(Chart and figure data)
--- BEGIN ---

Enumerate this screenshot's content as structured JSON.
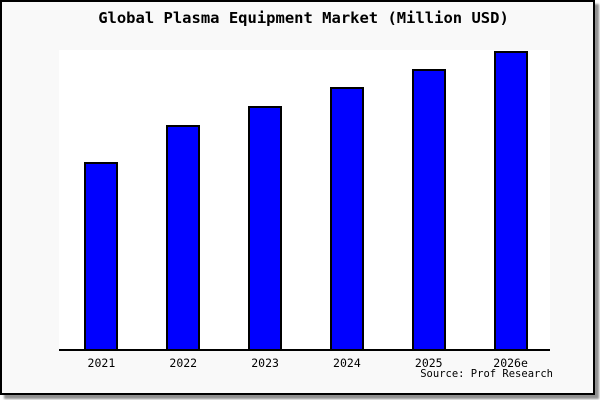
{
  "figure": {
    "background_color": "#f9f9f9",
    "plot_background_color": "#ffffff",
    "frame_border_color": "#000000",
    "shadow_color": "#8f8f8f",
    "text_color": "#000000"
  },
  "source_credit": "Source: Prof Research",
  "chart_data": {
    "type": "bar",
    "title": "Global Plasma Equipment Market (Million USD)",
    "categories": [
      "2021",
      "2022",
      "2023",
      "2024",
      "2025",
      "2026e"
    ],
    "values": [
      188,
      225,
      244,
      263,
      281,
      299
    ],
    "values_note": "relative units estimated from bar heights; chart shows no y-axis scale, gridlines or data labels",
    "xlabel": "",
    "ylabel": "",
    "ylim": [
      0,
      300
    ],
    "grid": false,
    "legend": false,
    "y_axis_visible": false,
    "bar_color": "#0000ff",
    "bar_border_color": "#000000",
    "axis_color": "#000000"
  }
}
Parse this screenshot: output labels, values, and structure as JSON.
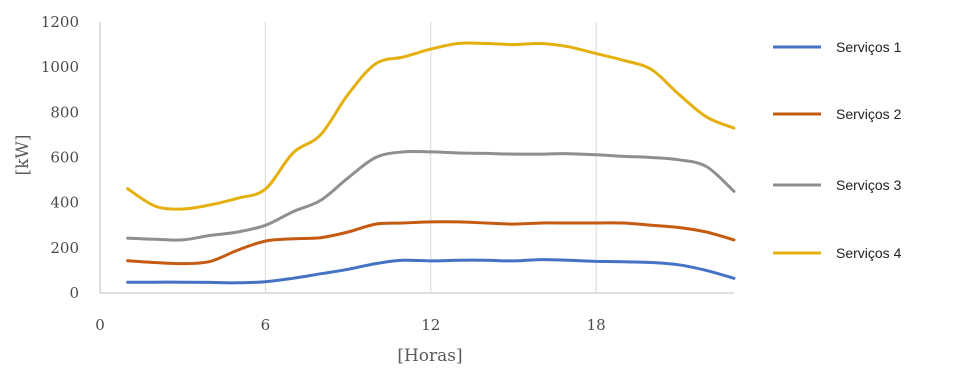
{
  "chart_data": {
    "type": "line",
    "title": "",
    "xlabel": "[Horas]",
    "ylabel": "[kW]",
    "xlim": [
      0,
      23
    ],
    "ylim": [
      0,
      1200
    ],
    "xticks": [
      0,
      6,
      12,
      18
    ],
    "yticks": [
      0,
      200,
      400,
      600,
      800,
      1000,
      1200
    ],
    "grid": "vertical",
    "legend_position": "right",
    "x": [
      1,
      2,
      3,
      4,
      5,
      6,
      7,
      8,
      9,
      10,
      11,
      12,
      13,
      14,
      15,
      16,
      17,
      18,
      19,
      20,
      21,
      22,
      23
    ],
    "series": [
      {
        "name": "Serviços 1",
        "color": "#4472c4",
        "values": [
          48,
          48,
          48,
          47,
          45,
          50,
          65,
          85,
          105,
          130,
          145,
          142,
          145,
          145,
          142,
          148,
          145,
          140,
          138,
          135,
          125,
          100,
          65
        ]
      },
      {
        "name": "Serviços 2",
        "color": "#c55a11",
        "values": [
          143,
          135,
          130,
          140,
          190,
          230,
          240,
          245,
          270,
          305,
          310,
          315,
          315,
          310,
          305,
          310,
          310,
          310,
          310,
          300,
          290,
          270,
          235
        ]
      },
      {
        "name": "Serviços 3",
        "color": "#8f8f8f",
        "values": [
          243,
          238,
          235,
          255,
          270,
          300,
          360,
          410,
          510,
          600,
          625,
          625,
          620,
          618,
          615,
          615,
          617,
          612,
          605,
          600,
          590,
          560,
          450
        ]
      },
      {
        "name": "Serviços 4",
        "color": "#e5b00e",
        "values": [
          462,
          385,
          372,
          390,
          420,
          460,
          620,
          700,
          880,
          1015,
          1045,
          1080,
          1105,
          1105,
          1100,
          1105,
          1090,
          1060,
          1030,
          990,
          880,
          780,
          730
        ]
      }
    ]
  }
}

--- END ---

What you have to do:
Transcribe the records above exactly, leaving out every picture.

Output below:
Enumerate this screenshot's content as structured JSON.
{
  "figure": {
    "background_color": "#f9f9f9",
    "plot_background_color": "#ffffff",
    "frame_border_color": "#000000",
    "shadow_color": "#8f8f8f",
    "text_color": "#000000"
  },
  "source_credit": "Source: Prof Research",
  "chart_data": {
    "type": "bar",
    "title": "Global Plasma Equipment Market (Million USD)",
    "categories": [
      "2021",
      "2022",
      "2023",
      "2024",
      "2025",
      "2026e"
    ],
    "values": [
      188,
      225,
      244,
      263,
      281,
      299
    ],
    "values_note": "relative units estimated from bar heights; chart shows no y-axis scale, gridlines or data labels",
    "xlabel": "",
    "ylabel": "",
    "ylim": [
      0,
      300
    ],
    "grid": false,
    "legend": false,
    "y_axis_visible": false,
    "bar_color": "#0000ff",
    "bar_border_color": "#000000",
    "axis_color": "#000000"
  }
}
Parse this screenshot: output labels, values, and structure as JSON.
{
  "chart_data": {
    "type": "line",
    "title": "",
    "xlabel": "[Horas]",
    "ylabel": "[kW]",
    "xlim": [
      0,
      23
    ],
    "ylim": [
      0,
      1200
    ],
    "xticks": [
      0,
      6,
      12,
      18
    ],
    "yticks": [
      0,
      200,
      400,
      600,
      800,
      1000,
      1200
    ],
    "grid": "vertical",
    "legend_position": "right",
    "x": [
      1,
      2,
      3,
      4,
      5,
      6,
      7,
      8,
      9,
      10,
      11,
      12,
      13,
      14,
      15,
      16,
      17,
      18,
      19,
      20,
      21,
      22,
      23
    ],
    "series": [
      {
        "name": "Serviços 1",
        "color": "#4472c4",
        "values": [
          48,
          48,
          48,
          47,
          45,
          50,
          65,
          85,
          105,
          130,
          145,
          142,
          145,
          145,
          142,
          148,
          145,
          140,
          138,
          135,
          125,
          100,
          65
        ]
      },
      {
        "name": "Serviços 2",
        "color": "#c55a11",
        "values": [
          143,
          135,
          130,
          140,
          190,
          230,
          240,
          245,
          270,
          305,
          310,
          315,
          315,
          310,
          305,
          310,
          310,
          310,
          310,
          300,
          290,
          270,
          235
        ]
      },
      {
        "name": "Serviços 3",
        "color": "#8f8f8f",
        "values": [
          243,
          238,
          235,
          255,
          270,
          300,
          360,
          410,
          510,
          600,
          625,
          625,
          620,
          618,
          615,
          615,
          617,
          612,
          605,
          600,
          590,
          560,
          450
        ]
      },
      {
        "name": "Serviços 4",
        "color": "#e5b00e",
        "values": [
          462,
          385,
          372,
          390,
          420,
          460,
          620,
          700,
          880,
          1015,
          1045,
          1080,
          1105,
          1105,
          1100,
          1105,
          1090,
          1060,
          1030,
          990,
          880,
          780,
          730
        ]
      }
    ]
  }
}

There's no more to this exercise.